== LISTED ENTRIES ==
● ● ● ● ●

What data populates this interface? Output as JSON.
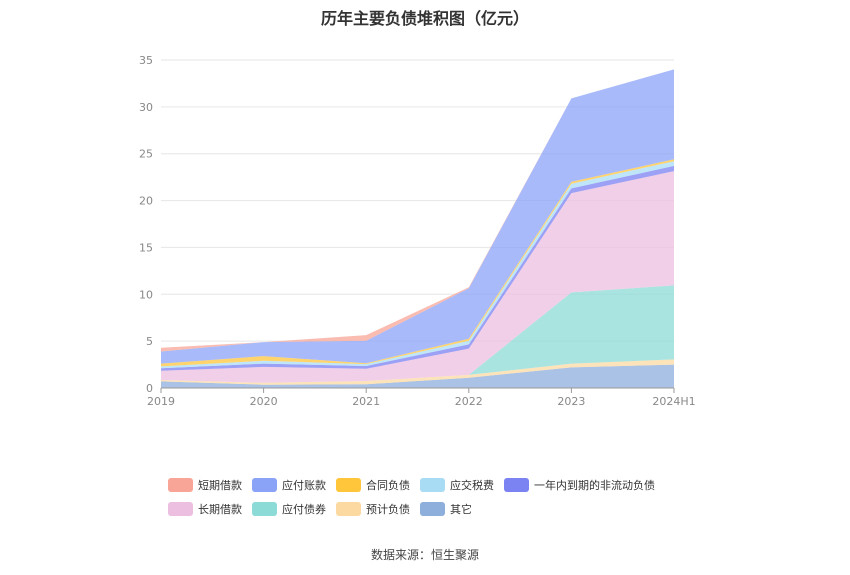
{
  "chart_data": {
    "type": "area",
    "title": "历年主要负债堆积图（亿元）",
    "source": "数据来源：恒生聚源",
    "x": [
      "2019",
      "2020",
      "2021",
      "2022",
      "2023",
      "2024H1"
    ],
    "ylim": [
      0,
      35
    ],
    "yticks": [
      0,
      5,
      10,
      15,
      20,
      25,
      30,
      35
    ],
    "stacked": true,
    "grid": true,
    "legend_position": "bottom",
    "series": [
      {
        "name": "其它",
        "color": "#8eaedc",
        "values": [
          0.7,
          0.35,
          0.4,
          1.1,
          2.2,
          2.5
        ]
      },
      {
        "name": "预计负债",
        "color": "#fcd9a1",
        "values": [
          0.15,
          0.2,
          0.35,
          0.3,
          0.4,
          0.55
        ]
      },
      {
        "name": "应付债券",
        "color": "#8ddbd7",
        "values": [
          0,
          0,
          0,
          0,
          7.6,
          7.9
        ]
      },
      {
        "name": "长期借款",
        "color": "#ecbfe0",
        "values": [
          1.0,
          1.7,
          1.3,
          2.8,
          10.6,
          12.2
        ]
      },
      {
        "name": "一年内到期的非流动负债",
        "color": "#7b82f2",
        "values": [
          0.25,
          0.35,
          0.3,
          0.45,
          0.5,
          0.55
        ]
      },
      {
        "name": "应交税费",
        "color": "#a8dcf5",
        "values": [
          0.2,
          0.3,
          0.2,
          0.4,
          0.5,
          0.5
        ]
      },
      {
        "name": "合同负债",
        "color": "#ffc63c",
        "values": [
          0.3,
          0.5,
          0.1,
          0.2,
          0.2,
          0.2
        ]
      },
      {
        "name": "应付账款",
        "color": "#8ba3f7",
        "values": [
          1.3,
          1.5,
          2.4,
          5.4,
          8.9,
          9.6
        ]
      },
      {
        "name": "短期借款",
        "color": "#f8a597",
        "values": [
          0.4,
          0,
          0.6,
          0.1,
          0,
          0
        ]
      }
    ]
  },
  "legend": {
    "rows": [
      [
        {
          "label": "短期借款",
          "color": "#f8a597"
        },
        {
          "label": "应付账款",
          "color": "#8ba3f7"
        },
        {
          "label": "合同负债",
          "color": "#ffc63c"
        },
        {
          "label": "应交税费",
          "color": "#a8dcf5"
        },
        {
          "label": "一年内到期的非流动负债",
          "color": "#7b82f2"
        }
      ],
      [
        {
          "label": "长期借款",
          "color": "#ecbfe0"
        },
        {
          "label": "应付债券",
          "color": "#8ddbd7"
        },
        {
          "label": "预计负债",
          "color": "#fcd9a1"
        },
        {
          "label": "其它",
          "color": "#8eaedc"
        }
      ]
    ]
  }
}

● ● ● ● ●

== GOAL ==
Quote the data exactly, leaving every image out of the copy.

== RIGHT ANSWER ==
What data populates this interface? Output as JSON.
{
  "chart_data": {
    "type": "area",
    "title": "历年主要负债堆积图（亿元）",
    "source": "数据来源：恒生聚源",
    "x": [
      "2019",
      "2020",
      "2021",
      "2022",
      "2023",
      "2024H1"
    ],
    "ylim": [
      0,
      35
    ],
    "yticks": [
      0,
      5,
      10,
      15,
      20,
      25,
      30,
      35
    ],
    "stacked": true,
    "grid": true,
    "legend_position": "bottom",
    "series": [
      {
        "name": "其它",
        "color": "#8eaedc",
        "values": [
          0.7,
          0.35,
          0.4,
          1.1,
          2.2,
          2.5
        ]
      },
      {
        "name": "预计负债",
        "color": "#fcd9a1",
        "values": [
          0.15,
          0.2,
          0.35,
          0.3,
          0.4,
          0.55
        ]
      },
      {
        "name": "应付债券",
        "color": "#8ddbd7",
        "values": [
          0,
          0,
          0,
          0,
          7.6,
          7.9
        ]
      },
      {
        "name": "长期借款",
        "color": "#ecbfe0",
        "values": [
          1.0,
          1.7,
          1.3,
          2.8,
          10.6,
          12.2
        ]
      },
      {
        "name": "一年内到期的非流动负债",
        "color": "#7b82f2",
        "values": [
          0.25,
          0.35,
          0.3,
          0.45,
          0.5,
          0.55
        ]
      },
      {
        "name": "应交税费",
        "color": "#a8dcf5",
        "values": [
          0.2,
          0.3,
          0.2,
          0.4,
          0.5,
          0.5
        ]
      },
      {
        "name": "合同负债",
        "color": "#ffc63c",
        "values": [
          0.3,
          0.5,
          0.1,
          0.2,
          0.2,
          0.2
        ]
      },
      {
        "name": "应付账款",
        "color": "#8ba3f7",
        "values": [
          1.3,
          1.5,
          2.4,
          5.4,
          8.9,
          9.6
        ]
      },
      {
        "name": "短期借款",
        "color": "#f8a597",
        "values": [
          0.4,
          0,
          0.6,
          0.1,
          0,
          0
        ]
      }
    ]
  },
  "legend": {
    "rows": [
      [
        {
          "label": "短期借款",
          "color": "#f8a597"
        },
        {
          "label": "应付账款",
          "color": "#8ba3f7"
        },
        {
          "label": "合同负债",
          "color": "#ffc63c"
        },
        {
          "label": "应交税费",
          "color": "#a8dcf5"
        },
        {
          "label": "一年内到期的非流动负债",
          "color": "#7b82f2"
        }
      ],
      [
        {
          "label": "长期借款",
          "color": "#ecbfe0"
        },
        {
          "label": "应付债券",
          "color": "#8ddbd7"
        },
        {
          "label": "预计负债",
          "color": "#fcd9a1"
        },
        {
          "label": "其它",
          "color": "#8eaedc"
        }
      ]
    ]
  }
}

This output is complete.